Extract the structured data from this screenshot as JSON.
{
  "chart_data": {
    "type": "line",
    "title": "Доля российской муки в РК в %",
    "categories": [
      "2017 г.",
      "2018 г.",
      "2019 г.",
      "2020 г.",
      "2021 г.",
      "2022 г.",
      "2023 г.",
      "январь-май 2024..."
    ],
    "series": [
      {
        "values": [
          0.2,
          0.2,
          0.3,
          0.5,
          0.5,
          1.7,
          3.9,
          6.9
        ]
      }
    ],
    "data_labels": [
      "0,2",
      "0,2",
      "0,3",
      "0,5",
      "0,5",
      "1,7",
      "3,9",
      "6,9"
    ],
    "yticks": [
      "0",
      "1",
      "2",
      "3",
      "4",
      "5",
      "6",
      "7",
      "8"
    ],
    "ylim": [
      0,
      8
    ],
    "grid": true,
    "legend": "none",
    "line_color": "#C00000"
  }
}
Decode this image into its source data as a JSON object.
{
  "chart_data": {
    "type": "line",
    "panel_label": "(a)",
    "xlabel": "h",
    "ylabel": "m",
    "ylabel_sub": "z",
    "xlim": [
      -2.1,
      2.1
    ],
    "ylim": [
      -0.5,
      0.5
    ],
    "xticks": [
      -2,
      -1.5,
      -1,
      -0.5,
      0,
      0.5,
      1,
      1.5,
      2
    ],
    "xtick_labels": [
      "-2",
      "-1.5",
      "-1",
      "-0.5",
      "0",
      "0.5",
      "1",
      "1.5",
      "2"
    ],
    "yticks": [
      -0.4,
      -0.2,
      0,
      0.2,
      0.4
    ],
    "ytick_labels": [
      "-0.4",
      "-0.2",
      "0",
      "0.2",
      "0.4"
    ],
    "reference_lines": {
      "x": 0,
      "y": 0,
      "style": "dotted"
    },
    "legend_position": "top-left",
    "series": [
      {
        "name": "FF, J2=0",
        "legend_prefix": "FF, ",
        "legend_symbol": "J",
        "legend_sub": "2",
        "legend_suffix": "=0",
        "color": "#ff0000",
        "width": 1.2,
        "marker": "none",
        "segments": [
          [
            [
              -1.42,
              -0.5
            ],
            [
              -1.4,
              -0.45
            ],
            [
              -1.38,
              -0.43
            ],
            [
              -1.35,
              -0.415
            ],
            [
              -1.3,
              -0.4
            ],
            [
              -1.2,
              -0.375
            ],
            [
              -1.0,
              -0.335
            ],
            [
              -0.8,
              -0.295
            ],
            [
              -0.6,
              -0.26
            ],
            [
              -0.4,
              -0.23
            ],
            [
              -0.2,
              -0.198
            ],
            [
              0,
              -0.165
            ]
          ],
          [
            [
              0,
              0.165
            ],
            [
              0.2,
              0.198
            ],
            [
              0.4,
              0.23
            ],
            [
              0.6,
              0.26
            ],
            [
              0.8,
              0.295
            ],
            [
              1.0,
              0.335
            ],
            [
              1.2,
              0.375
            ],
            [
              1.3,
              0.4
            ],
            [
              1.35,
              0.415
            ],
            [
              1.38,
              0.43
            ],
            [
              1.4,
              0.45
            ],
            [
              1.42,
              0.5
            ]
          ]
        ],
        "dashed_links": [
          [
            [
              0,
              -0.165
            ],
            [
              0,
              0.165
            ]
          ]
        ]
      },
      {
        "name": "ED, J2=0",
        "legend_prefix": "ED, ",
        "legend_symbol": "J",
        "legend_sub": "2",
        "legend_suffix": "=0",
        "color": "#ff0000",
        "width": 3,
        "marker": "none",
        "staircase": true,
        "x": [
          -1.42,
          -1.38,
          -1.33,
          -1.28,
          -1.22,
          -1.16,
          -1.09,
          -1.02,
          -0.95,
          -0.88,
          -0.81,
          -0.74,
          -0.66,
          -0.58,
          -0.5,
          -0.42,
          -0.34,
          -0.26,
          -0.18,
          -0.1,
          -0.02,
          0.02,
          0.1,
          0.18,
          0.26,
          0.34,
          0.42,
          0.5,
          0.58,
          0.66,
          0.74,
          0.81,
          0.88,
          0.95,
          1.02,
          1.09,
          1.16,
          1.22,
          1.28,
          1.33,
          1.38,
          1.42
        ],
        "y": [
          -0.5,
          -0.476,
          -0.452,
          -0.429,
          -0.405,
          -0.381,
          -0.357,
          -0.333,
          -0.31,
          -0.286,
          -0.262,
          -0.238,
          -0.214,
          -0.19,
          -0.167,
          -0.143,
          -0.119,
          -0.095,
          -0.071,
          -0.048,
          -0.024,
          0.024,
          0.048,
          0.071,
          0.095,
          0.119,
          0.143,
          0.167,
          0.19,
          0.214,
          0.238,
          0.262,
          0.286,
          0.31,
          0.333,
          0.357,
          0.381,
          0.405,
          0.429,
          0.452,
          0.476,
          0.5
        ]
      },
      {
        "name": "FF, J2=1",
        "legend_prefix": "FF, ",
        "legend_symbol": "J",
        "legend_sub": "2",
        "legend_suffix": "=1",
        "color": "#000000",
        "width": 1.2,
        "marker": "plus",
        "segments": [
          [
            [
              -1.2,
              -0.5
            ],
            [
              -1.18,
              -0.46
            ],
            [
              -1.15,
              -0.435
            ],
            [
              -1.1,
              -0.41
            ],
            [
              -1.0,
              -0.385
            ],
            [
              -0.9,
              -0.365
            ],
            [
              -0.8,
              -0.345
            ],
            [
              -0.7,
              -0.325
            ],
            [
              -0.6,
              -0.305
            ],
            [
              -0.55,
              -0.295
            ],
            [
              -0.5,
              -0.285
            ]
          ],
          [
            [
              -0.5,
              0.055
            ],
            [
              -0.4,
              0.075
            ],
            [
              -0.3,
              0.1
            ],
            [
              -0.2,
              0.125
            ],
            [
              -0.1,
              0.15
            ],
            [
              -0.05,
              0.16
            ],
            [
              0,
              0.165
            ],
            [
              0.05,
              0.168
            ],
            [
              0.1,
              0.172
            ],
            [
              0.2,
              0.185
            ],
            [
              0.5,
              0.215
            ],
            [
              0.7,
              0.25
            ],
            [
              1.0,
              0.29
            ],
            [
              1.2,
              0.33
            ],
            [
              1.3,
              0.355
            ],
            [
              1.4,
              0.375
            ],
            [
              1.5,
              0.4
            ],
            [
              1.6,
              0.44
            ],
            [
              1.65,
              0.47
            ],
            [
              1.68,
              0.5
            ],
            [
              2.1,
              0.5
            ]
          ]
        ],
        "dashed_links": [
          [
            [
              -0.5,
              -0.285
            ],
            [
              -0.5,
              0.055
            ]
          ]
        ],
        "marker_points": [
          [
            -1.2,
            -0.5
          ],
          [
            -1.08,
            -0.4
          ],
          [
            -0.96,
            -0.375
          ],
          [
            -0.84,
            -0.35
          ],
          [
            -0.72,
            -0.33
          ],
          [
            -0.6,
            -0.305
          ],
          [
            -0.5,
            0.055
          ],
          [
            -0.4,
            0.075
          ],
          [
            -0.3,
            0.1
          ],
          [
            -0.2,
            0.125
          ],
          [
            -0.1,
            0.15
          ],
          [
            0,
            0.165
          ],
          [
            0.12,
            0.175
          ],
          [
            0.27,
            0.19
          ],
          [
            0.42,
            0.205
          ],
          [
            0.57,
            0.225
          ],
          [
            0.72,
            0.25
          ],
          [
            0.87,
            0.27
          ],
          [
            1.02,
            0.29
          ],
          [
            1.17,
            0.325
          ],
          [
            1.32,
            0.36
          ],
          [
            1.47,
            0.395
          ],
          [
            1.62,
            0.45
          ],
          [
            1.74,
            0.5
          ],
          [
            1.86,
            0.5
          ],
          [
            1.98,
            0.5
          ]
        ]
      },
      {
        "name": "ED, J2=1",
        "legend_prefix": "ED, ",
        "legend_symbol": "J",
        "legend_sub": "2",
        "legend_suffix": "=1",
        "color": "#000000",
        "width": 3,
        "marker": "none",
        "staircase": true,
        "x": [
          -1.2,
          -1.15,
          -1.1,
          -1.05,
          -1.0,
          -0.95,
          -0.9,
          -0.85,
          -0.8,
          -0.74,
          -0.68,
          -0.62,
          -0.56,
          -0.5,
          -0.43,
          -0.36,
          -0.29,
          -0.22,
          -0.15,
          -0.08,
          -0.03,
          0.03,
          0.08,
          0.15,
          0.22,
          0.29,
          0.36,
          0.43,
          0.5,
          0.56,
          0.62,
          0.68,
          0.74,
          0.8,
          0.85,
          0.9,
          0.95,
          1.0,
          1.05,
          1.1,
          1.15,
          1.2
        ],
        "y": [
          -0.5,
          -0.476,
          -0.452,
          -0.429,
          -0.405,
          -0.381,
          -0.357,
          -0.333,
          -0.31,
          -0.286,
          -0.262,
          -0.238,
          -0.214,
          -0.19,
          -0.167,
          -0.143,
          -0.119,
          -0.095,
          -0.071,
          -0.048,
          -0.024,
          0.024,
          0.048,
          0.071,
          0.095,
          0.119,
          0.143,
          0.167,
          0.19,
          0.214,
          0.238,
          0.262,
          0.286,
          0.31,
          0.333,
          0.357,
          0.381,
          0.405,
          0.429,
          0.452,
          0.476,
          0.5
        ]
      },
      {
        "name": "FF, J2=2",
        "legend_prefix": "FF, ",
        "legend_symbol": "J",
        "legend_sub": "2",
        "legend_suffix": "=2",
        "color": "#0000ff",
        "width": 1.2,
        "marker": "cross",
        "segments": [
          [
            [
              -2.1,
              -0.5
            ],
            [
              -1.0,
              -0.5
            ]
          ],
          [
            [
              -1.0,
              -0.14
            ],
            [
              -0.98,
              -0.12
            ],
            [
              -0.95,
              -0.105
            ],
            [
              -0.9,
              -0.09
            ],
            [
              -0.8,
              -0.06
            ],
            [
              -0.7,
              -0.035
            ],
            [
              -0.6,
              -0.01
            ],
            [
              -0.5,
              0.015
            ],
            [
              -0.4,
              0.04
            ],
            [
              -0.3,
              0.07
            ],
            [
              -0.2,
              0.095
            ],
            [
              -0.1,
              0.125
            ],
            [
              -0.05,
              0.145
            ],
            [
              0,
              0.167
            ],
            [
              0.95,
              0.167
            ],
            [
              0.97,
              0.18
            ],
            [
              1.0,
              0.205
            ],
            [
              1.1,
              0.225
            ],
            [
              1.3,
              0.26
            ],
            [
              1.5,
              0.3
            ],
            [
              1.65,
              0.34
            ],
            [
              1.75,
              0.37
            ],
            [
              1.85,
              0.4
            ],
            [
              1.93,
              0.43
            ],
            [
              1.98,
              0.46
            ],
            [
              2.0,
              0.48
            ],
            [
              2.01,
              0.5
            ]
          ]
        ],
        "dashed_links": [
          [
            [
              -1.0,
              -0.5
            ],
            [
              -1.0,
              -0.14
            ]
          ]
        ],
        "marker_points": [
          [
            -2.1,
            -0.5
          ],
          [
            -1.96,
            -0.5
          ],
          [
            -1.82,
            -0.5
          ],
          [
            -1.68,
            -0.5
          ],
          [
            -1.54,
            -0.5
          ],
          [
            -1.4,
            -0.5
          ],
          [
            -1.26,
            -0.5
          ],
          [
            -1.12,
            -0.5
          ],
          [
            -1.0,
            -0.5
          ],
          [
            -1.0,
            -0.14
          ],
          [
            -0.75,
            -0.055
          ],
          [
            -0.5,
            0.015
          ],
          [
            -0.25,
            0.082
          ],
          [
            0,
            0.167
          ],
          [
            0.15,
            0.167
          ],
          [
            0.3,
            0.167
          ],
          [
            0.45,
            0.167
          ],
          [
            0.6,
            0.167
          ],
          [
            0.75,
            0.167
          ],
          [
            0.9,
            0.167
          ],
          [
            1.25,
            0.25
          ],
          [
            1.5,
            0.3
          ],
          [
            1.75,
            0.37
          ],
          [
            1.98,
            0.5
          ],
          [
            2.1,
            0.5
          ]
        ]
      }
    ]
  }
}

□ □ □ □

→ **Short exercise**
From the data, list each line in which the string "JSON" appears.

→ **Exercise output**
Extract the structured data from this screenshot as JSON.
Decode this image into its source data as a JSON object.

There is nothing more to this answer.